Given task: Pictures stay out of your copy, but everything else in the records below must be repeated exactly.

======== Data for this exercise ========

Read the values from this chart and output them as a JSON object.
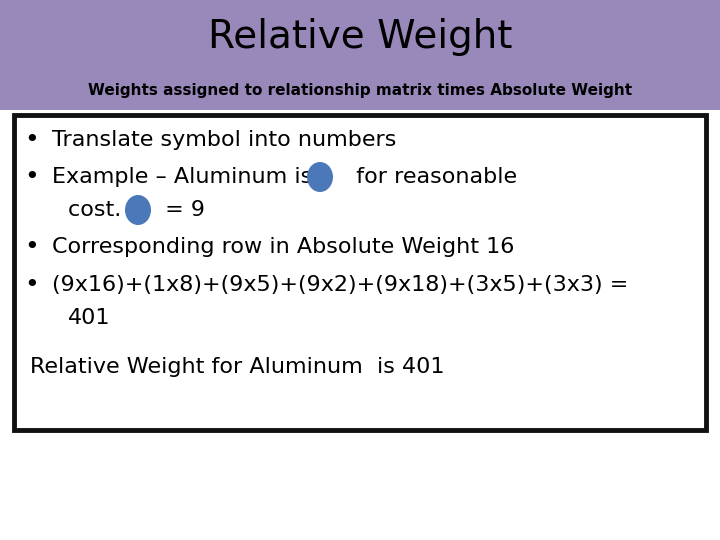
{
  "title": "Relative Weight",
  "subtitle": "Weights assigned to relationship matrix times Absolute Weight",
  "header_bg": "#9989bb",
  "body_bg": "#ffffff",
  "border_color": "#111111",
  "title_color": "#000000",
  "subtitle_color": "#000000",
  "body_text_color": "#000000",
  "circle_color": "#4a78b8",
  "bullet1": "Translate symbol into numbers",
  "bullet2_pre": "Example – Aluminum is",
  "bullet2_post": "  for reasonable",
  "bullet2_line2_pre": "cost.  ",
  "bullet2_line2_post": " = 9",
  "bullet3": "Corresponding row in Absolute Weight 16",
  "bullet4_line1": "(9x16)+(1x8)+(9x5)+(9x2)+(9x18)+(3x5)+(3x3) =",
  "bullet4_line2": "401",
  "footer": "Relative Weight for Aluminum  is 401",
  "title_fontsize": 28,
  "subtitle_fontsize": 11,
  "body_fontsize": 16,
  "footer_fontsize": 16
}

========

Finished exercise:
Read the values from this chart and output them as a JSON object.
{
  "title": "Relative Weight",
  "subtitle": "Weights assigned to relationship matrix times Absolute Weight",
  "header_bg": "#9989bb",
  "body_bg": "#ffffff",
  "border_color": "#111111",
  "title_color": "#000000",
  "subtitle_color": "#000000",
  "body_text_color": "#000000",
  "circle_color": "#4a78b8",
  "bullet1": "Translate symbol into numbers",
  "bullet2_pre": "Example – Aluminum is",
  "bullet2_post": "  for reasonable",
  "bullet2_line2_pre": "cost.  ",
  "bullet2_line2_post": " = 9",
  "bullet3": "Corresponding row in Absolute Weight 16",
  "bullet4_line1": "(9x16)+(1x8)+(9x5)+(9x2)+(9x18)+(3x5)+(3x3) =",
  "bullet4_line2": "401",
  "footer": "Relative Weight for Aluminum  is 401",
  "title_fontsize": 28,
  "subtitle_fontsize": 11,
  "body_fontsize": 16,
  "footer_fontsize": 16
}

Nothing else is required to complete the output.